(What is being asked): Single out each line with the word "AXIS" and copy it.

(Material for this exercise):
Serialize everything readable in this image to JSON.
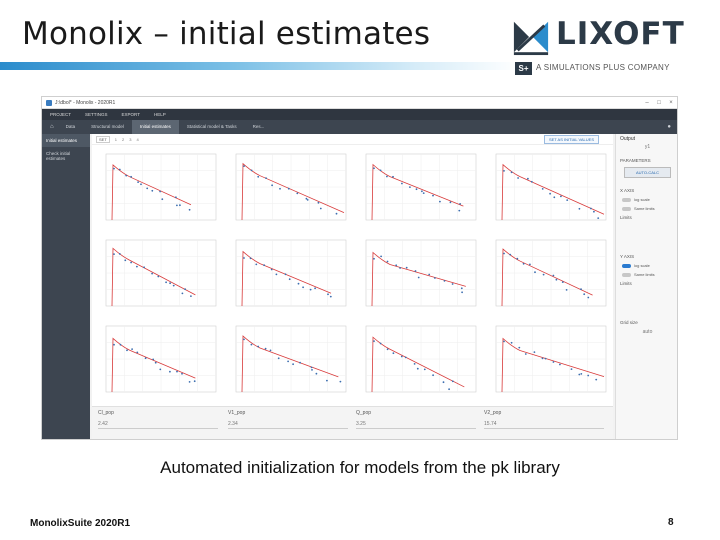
{
  "slide": {
    "title": "Monolix – initial estimates",
    "caption": "Automated initialization for models from the pk library",
    "footer_left": "MonolixSuite 2020R1",
    "page_number": "8"
  },
  "brand": {
    "name": "LIXOFT",
    "sp_badge": "S+",
    "tagline": "A SIMULATIONS PLUS COMPANY",
    "color": "#2c3a47",
    "accent": "#2b8ccc"
  },
  "app": {
    "window_title": "J:\\dbol* - Monolix - 2020R1",
    "menu": [
      "PROJECT",
      "SETTINGS",
      "EXPORT",
      "HELP"
    ],
    "tasks": [
      "Data",
      "Structural model",
      "Initial estimates",
      "Statistical model & Tasks",
      "Res..."
    ],
    "active_task": "Initial estimates",
    "sidebar": [
      "Initial estimates",
      "Check initial estimates"
    ],
    "toolbar": {
      "first_btn": "SET",
      "pager": [
        "1",
        "2",
        "3",
        "4"
      ],
      "select_label": "SET AS INITIAL VALUES"
    },
    "right_panel": {
      "output_label": "Output",
      "output_value": "y1",
      "parameters_label": "PARAMETERS",
      "auto_calc": "AUTO-CALC",
      "x_axis_label": "X AXIS",
      "y_axis_label": "Y AXIS",
      "log_scale": "log scale",
      "same_limits": "Same limits",
      "limits": "Limits",
      "grid_size_label": "Grid size",
      "grid_size_value": "auto",
      "y_log_scale_on": true,
      "x_log_scale_on": false
    },
    "parameters": [
      {
        "name": "Cl_pop",
        "value": "2.42"
      },
      {
        "name": "V1_pop",
        "value": "2.34"
      },
      {
        "name": "Q_pop",
        "value": "3.25"
      },
      {
        "name": "V2_pop",
        "value": "15.74"
      }
    ]
  },
  "colors": {
    "obs": "#3d6fb0",
    "pred": "#d83a3a",
    "dark_bar": "#2f3640"
  }
}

(Result of this exercise):
      "x_axis_label": "X AXIS",
      "y_axis_label": "Y AXIS",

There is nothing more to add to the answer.